Dataset records
※

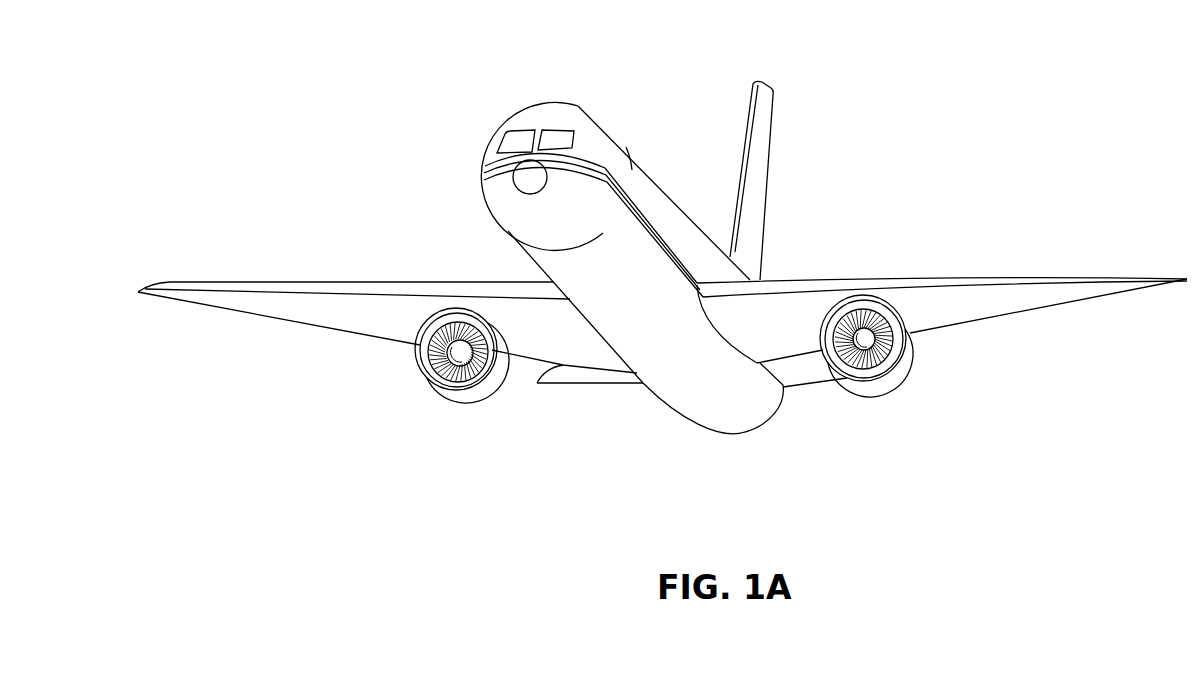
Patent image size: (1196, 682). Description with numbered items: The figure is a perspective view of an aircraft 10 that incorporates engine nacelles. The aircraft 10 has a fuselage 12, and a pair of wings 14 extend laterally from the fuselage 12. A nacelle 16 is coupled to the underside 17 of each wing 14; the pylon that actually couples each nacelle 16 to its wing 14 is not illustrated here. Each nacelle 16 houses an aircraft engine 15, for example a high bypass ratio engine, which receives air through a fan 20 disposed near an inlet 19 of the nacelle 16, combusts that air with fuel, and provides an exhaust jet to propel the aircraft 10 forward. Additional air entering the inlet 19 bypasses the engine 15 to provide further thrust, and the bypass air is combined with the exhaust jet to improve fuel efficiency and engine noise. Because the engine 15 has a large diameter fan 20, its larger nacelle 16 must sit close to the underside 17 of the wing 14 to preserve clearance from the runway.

The aircraft 10 is at (313, 78).
The fuselage 12 is at (643, 180).
The wings 14 is at (268, 288).
The aircraft engine 15 is at (425, 380).
The nacelle 16 is at (497, 380).
The underside of the wing 17 is at (265, 307).
The inlet 19 is at (423, 349).
The fan 20 is at (458, 354).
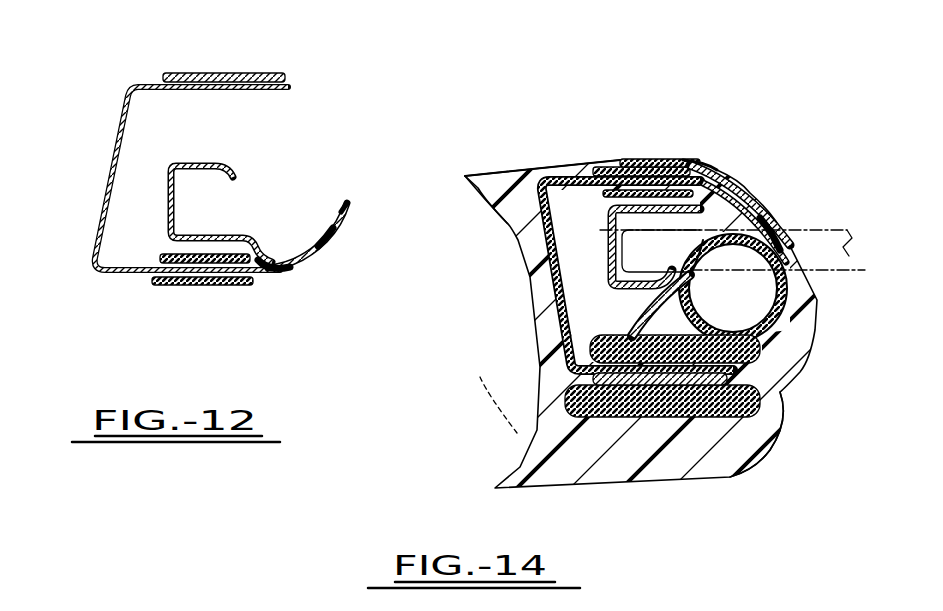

※

What needs to be done
Copy the text of the entries above word for word, leaving the pictures out of your answer.

Solution
Patent image size: (1196, 682). Description with numbered items: The figure is a perspective view of an aircraft 10 that incorporates engine nacelles. The aircraft 10 has a fuselage 12, and a pair of wings 14 extend laterally from the fuselage 12. A nacelle 16 is coupled to the underside 17 of each wing 14; the pylon that actually couples each nacelle 16 to its wing 14 is not illustrated here. Each nacelle 16 houses an aircraft engine 15, for example a high bypass ratio engine, which receives air through a fan 20 disposed near an inlet 19 of the nacelle 16, combusts that air with fuel, and provides an exhaust jet to propel the aircraft 10 forward. Additional air entering the inlet 19 bypasses the engine 15 to provide further thrust, and the bypass air is combined with the exhaust jet to improve fuel efficiency and engine noise. Because the engine 15 has a large diameter fan 20, its larger nacelle 16 must sit close to the underside 17 of the wing 14 to preserve clearance from the runway.

The aircraft 10 is at (313, 78).
The fuselage 12 is at (643, 180).
The wings 14 is at (268, 288).
The aircraft engine 15 is at (425, 380).
The nacelle 16 is at (497, 380).
The underside of the wing 17 is at (265, 307).
The inlet 19 is at (423, 349).
The fan 20 is at (458, 354).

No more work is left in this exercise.